*DESCRIPTION OF THE TASK:*
Copy out the listing that follows, exactly, without its pictures.

— start EXTRACTED MATERIAL —

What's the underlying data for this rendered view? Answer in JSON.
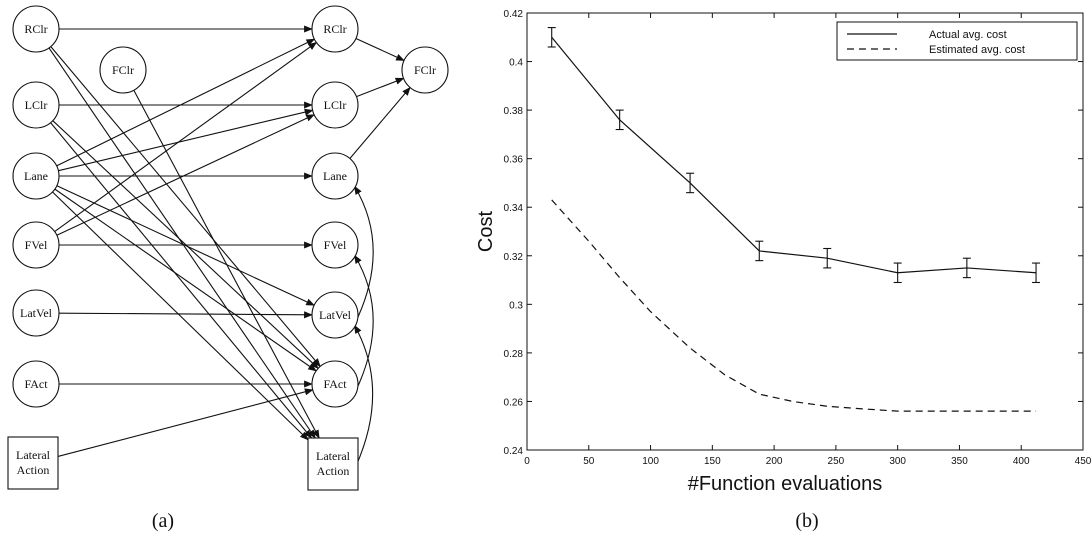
{
  "diagram": {
    "caption": "(a)",
    "left_nodes": [
      {
        "id": "l-rclr",
        "label": "RClr",
        "shape": "circle"
      },
      {
        "id": "l-fclr",
        "label": "FClr",
        "shape": "circle"
      },
      {
        "id": "l-lclr",
        "label": "LClr",
        "shape": "circle"
      },
      {
        "id": "l-lane",
        "label": "Lane",
        "shape": "circle"
      },
      {
        "id": "l-fvel",
        "label": "FVel",
        "shape": "circle"
      },
      {
        "id": "l-latvel",
        "label": "LatVel",
        "shape": "circle"
      },
      {
        "id": "l-fact",
        "label": "FAct",
        "shape": "circle"
      },
      {
        "id": "l-lataction",
        "label": "Lateral Action",
        "lines": [
          "Lateral",
          "Action"
        ],
        "shape": "box"
      }
    ],
    "right_nodes": [
      {
        "id": "r-rclr",
        "label": "RClr",
        "shape": "circle"
      },
      {
        "id": "r-lclr",
        "label": "LClr",
        "shape": "circle"
      },
      {
        "id": "r-lane",
        "label": "Lane",
        "shape": "circle"
      },
      {
        "id": "r-fvel",
        "label": "FVel",
        "shape": "circle"
      },
      {
        "id": "r-latvel",
        "label": "LatVel",
        "shape": "circle"
      },
      {
        "id": "r-fact",
        "label": "FAct",
        "shape": "circle"
      },
      {
        "id": "r-lataction",
        "label": "Lateral Action",
        "lines": [
          "Lateral",
          "Action"
        ],
        "shape": "box"
      },
      {
        "id": "r-fclr",
        "label": "FClr",
        "shape": "circle"
      }
    ],
    "edges": [
      [
        "l-rclr",
        "r-rclr"
      ],
      [
        "l-rclr",
        "r-fact"
      ],
      [
        "l-rclr",
        "r-lataction"
      ],
      [
        "l-fclr",
        "r-lataction"
      ],
      [
        "l-lclr",
        "r-lclr"
      ],
      [
        "l-lclr",
        "r-fact"
      ],
      [
        "l-lclr",
        "r-lataction"
      ],
      [
        "l-lane",
        "r-rclr"
      ],
      [
        "l-lane",
        "r-lclr"
      ],
      [
        "l-lane",
        "r-lane"
      ],
      [
        "l-lane",
        "r-latvel"
      ],
      [
        "l-lane",
        "r-fact"
      ],
      [
        "l-lane",
        "r-lataction"
      ],
      [
        "l-fvel",
        "r-rclr"
      ],
      [
        "l-fvel",
        "r-lclr"
      ],
      [
        "l-fvel",
        "r-fvel"
      ],
      [
        "l-latvel",
        "r-latvel"
      ],
      [
        "l-fact",
        "r-fact"
      ],
      [
        "l-lataction",
        "r-fact"
      ],
      [
        "r-rclr",
        "r-fclr"
      ],
      [
        "r-lclr",
        "r-fclr"
      ],
      [
        "r-lane",
        "r-fclr"
      ],
      [
        "r-latvel",
        "r-lane"
      ],
      [
        "r-fact",
        "r-fvel"
      ],
      [
        "r-lataction",
        "r-latvel"
      ]
    ]
  },
  "chart_caption": "(b)",
  "chart_data": {
    "type": "line",
    "xlabel": "#Function evaluations",
    "ylabel": "Cost",
    "xlim": [
      0,
      450
    ],
    "ylim": [
      0.24,
      0.42
    ],
    "xticks": [
      0,
      50,
      100,
      150,
      200,
      250,
      300,
      350,
      400,
      450
    ],
    "yticks": [
      0.24,
      0.26,
      0.28,
      0.3,
      0.32,
      0.34,
      0.36,
      0.38,
      0.4,
      0.42
    ],
    "ytick_labels": [
      "0.24",
      "0.26",
      "0.28",
      "0.3",
      "0.32",
      "0.34",
      "0.36",
      "0.38",
      "0.4",
      "0.42"
    ],
    "grid": false,
    "legend_position": "top-right",
    "series": [
      {
        "name": "Actual avg. cost",
        "style": "solid",
        "x": [
          20,
          75,
          132,
          188,
          243,
          300,
          356,
          412
        ],
        "y": [
          0.41,
          0.376,
          0.35,
          0.322,
          0.319,
          0.313,
          0.315,
          0.313
        ],
        "error": [
          0.004,
          0.004,
          0.004,
          0.004,
          0.004,
          0.004,
          0.004,
          0.004
        ]
      },
      {
        "name": "Estimated avg. cost",
        "style": "dashed",
        "x": [
          20,
          50,
          75,
          100,
          132,
          160,
          188,
          215,
          243,
          270,
          300,
          330,
          356,
          385,
          412
        ],
        "y": [
          0.343,
          0.326,
          0.311,
          0.297,
          0.282,
          0.271,
          0.263,
          0.26,
          0.258,
          0.257,
          0.256,
          0.256,
          0.256,
          0.256,
          0.256
        ]
      }
    ]
  }
}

— end EXTRACTED MATERIAL —

*SOLUTION:*
What's the underlying data for this rendered view? Answer in JSON.
{
  "diagram": {
    "caption": "(a)",
    "left_nodes": [
      {
        "id": "l-rclr",
        "label": "RClr",
        "shape": "circle"
      },
      {
        "id": "l-fclr",
        "label": "FClr",
        "shape": "circle"
      },
      {
        "id": "l-lclr",
        "label": "LClr",
        "shape": "circle"
      },
      {
        "id": "l-lane",
        "label": "Lane",
        "shape": "circle"
      },
      {
        "id": "l-fvel",
        "label": "FVel",
        "shape": "circle"
      },
      {
        "id": "l-latvel",
        "label": "LatVel",
        "shape": "circle"
      },
      {
        "id": "l-fact",
        "label": "FAct",
        "shape": "circle"
      },
      {
        "id": "l-lataction",
        "label": "Lateral Action",
        "lines": [
          "Lateral",
          "Action"
        ],
        "shape": "box"
      }
    ],
    "right_nodes": [
      {
        "id": "r-rclr",
        "label": "RClr",
        "shape": "circle"
      },
      {
        "id": "r-lclr",
        "label": "LClr",
        "shape": "circle"
      },
      {
        "id": "r-lane",
        "label": "Lane",
        "shape": "circle"
      },
      {
        "id": "r-fvel",
        "label": "FVel",
        "shape": "circle"
      },
      {
        "id": "r-latvel",
        "label": "LatVel",
        "shape": "circle"
      },
      {
        "id": "r-fact",
        "label": "FAct",
        "shape": "circle"
      },
      {
        "id": "r-lataction",
        "label": "Lateral Action",
        "lines": [
          "Lateral",
          "Action"
        ],
        "shape": "box"
      },
      {
        "id": "r-fclr",
        "label": "FClr",
        "shape": "circle"
      }
    ],
    "edges": [
      [
        "l-rclr",
        "r-rclr"
      ],
      [
        "l-rclr",
        "r-fact"
      ],
      [
        "l-rclr",
        "r-lataction"
      ],
      [
        "l-fclr",
        "r-lataction"
      ],
      [
        "l-lclr",
        "r-lclr"
      ],
      [
        "l-lclr",
        "r-fact"
      ],
      [
        "l-lclr",
        "r-lataction"
      ],
      [
        "l-lane",
        "r-rclr"
      ],
      [
        "l-lane",
        "r-lclr"
      ],
      [
        "l-lane",
        "r-lane"
      ],
      [
        "l-lane",
        "r-latvel"
      ],
      [
        "l-lane",
        "r-fact"
      ],
      [
        "l-lane",
        "r-lataction"
      ],
      [
        "l-fvel",
        "r-rclr"
      ],
      [
        "l-fvel",
        "r-lclr"
      ],
      [
        "l-fvel",
        "r-fvel"
      ],
      [
        "l-latvel",
        "r-latvel"
      ],
      [
        "l-fact",
        "r-fact"
      ],
      [
        "l-lataction",
        "r-fact"
      ],
      [
        "r-rclr",
        "r-fclr"
      ],
      [
        "r-lclr",
        "r-fclr"
      ],
      [
        "r-lane",
        "r-fclr"
      ],
      [
        "r-latvel",
        "r-lane"
      ],
      [
        "r-fact",
        "r-fvel"
      ],
      [
        "r-lataction",
        "r-latvel"
      ]
    ]
  },
  "chart_caption": "(b)",
  "chart_data": {
    "type": "line",
    "xlabel": "#Function evaluations",
    "ylabel": "Cost",
    "xlim": [
      0,
      450
    ],
    "ylim": [
      0.24,
      0.42
    ],
    "xticks": [
      0,
      50,
      100,
      150,
      200,
      250,
      300,
      350,
      400,
      450
    ],
    "yticks": [
      0.24,
      0.26,
      0.28,
      0.3,
      0.32,
      0.34,
      0.36,
      0.38,
      0.4,
      0.42
    ],
    "ytick_labels": [
      "0.24",
      "0.26",
      "0.28",
      "0.3",
      "0.32",
      "0.34",
      "0.36",
      "0.38",
      "0.4",
      "0.42"
    ],
    "grid": false,
    "legend_position": "top-right",
    "series": [
      {
        "name": "Actual avg. cost",
        "style": "solid",
        "x": [
          20,
          75,
          132,
          188,
          243,
          300,
          356,
          412
        ],
        "y": [
          0.41,
          0.376,
          0.35,
          0.322,
          0.319,
          0.313,
          0.315,
          0.313
        ],
        "error": [
          0.004,
          0.004,
          0.004,
          0.004,
          0.004,
          0.004,
          0.004,
          0.004
        ]
      },
      {
        "name": "Estimated avg. cost",
        "style": "dashed",
        "x": [
          20,
          50,
          75,
          100,
          132,
          160,
          188,
          215,
          243,
          270,
          300,
          330,
          356,
          385,
          412
        ],
        "y": [
          0.343,
          0.326,
          0.311,
          0.297,
          0.282,
          0.271,
          0.263,
          0.26,
          0.258,
          0.257,
          0.256,
          0.256,
          0.256,
          0.256,
          0.256
        ]
      }
    ]
  }
}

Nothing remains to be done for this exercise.